_DATA RECORDS_

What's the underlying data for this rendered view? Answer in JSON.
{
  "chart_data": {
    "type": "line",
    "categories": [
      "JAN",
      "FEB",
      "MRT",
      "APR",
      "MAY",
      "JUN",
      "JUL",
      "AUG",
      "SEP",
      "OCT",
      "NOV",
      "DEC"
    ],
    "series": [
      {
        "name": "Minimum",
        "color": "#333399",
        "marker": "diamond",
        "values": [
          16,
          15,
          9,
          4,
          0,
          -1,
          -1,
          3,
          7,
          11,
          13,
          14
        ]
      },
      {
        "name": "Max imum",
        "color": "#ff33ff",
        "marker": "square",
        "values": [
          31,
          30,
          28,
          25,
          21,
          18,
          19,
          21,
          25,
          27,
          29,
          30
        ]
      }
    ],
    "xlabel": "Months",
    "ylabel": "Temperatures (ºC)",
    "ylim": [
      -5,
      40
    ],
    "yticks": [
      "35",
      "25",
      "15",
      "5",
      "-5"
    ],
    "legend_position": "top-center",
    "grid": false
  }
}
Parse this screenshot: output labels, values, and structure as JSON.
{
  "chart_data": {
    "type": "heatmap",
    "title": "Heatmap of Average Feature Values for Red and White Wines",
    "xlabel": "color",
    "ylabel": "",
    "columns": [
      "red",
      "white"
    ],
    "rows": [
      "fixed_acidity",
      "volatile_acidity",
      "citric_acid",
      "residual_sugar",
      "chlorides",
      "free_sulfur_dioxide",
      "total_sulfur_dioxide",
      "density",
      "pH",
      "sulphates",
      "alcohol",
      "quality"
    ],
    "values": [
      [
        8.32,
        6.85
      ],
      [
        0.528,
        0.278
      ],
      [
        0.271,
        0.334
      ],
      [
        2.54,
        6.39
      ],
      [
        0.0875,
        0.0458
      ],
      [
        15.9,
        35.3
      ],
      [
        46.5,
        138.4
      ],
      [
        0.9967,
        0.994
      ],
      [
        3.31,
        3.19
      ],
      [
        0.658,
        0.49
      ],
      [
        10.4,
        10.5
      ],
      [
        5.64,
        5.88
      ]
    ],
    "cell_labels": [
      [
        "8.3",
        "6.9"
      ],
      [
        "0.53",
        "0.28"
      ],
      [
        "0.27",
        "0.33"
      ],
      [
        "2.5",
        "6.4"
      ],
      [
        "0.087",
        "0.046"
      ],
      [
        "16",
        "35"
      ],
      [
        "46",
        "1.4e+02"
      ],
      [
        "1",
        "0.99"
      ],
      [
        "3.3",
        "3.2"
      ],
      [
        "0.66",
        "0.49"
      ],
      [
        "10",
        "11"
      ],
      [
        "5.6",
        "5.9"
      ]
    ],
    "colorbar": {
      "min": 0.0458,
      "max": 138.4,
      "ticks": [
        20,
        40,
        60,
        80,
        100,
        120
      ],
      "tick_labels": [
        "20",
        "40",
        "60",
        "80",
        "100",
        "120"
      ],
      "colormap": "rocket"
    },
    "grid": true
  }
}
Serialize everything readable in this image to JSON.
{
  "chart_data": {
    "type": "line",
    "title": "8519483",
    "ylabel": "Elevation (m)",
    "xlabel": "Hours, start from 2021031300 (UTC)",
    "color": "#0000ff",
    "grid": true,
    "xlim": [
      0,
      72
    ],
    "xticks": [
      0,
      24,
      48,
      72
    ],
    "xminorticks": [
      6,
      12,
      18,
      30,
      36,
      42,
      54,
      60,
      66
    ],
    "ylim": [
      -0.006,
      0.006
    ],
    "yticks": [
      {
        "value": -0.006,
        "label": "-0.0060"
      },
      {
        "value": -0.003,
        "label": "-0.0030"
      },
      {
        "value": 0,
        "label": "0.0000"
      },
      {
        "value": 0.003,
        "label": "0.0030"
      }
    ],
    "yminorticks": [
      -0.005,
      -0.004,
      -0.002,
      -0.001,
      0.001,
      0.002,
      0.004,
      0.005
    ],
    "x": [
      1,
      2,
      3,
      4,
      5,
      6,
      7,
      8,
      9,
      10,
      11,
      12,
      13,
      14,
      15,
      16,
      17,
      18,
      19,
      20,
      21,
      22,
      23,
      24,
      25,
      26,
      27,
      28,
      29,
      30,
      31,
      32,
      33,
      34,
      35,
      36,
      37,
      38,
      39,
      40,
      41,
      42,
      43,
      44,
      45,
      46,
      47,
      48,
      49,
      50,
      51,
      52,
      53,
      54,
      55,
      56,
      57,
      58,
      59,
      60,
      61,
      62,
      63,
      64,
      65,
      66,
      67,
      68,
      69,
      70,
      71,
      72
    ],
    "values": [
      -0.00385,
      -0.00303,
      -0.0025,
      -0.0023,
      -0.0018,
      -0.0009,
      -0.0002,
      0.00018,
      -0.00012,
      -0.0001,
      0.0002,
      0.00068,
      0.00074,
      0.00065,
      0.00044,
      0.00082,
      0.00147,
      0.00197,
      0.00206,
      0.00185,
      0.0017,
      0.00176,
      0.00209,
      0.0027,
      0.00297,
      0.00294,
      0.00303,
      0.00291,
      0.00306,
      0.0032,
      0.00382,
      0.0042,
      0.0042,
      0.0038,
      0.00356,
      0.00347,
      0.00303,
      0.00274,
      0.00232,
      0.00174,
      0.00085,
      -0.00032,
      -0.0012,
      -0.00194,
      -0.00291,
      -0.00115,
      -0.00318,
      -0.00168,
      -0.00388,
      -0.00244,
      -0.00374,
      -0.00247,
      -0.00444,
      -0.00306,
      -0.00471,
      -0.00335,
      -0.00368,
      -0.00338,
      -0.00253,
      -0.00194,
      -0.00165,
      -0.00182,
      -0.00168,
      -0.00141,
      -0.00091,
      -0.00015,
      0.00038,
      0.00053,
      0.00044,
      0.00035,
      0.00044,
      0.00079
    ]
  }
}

_GIVEN PROBLEM_
From the listing above, copy out each line where the word "title" appears.

_ANSWER TO THE PROBLEM_
    "title": "Heatmap of Average Feature Values for Red and White Wines",
    "title": "8519483",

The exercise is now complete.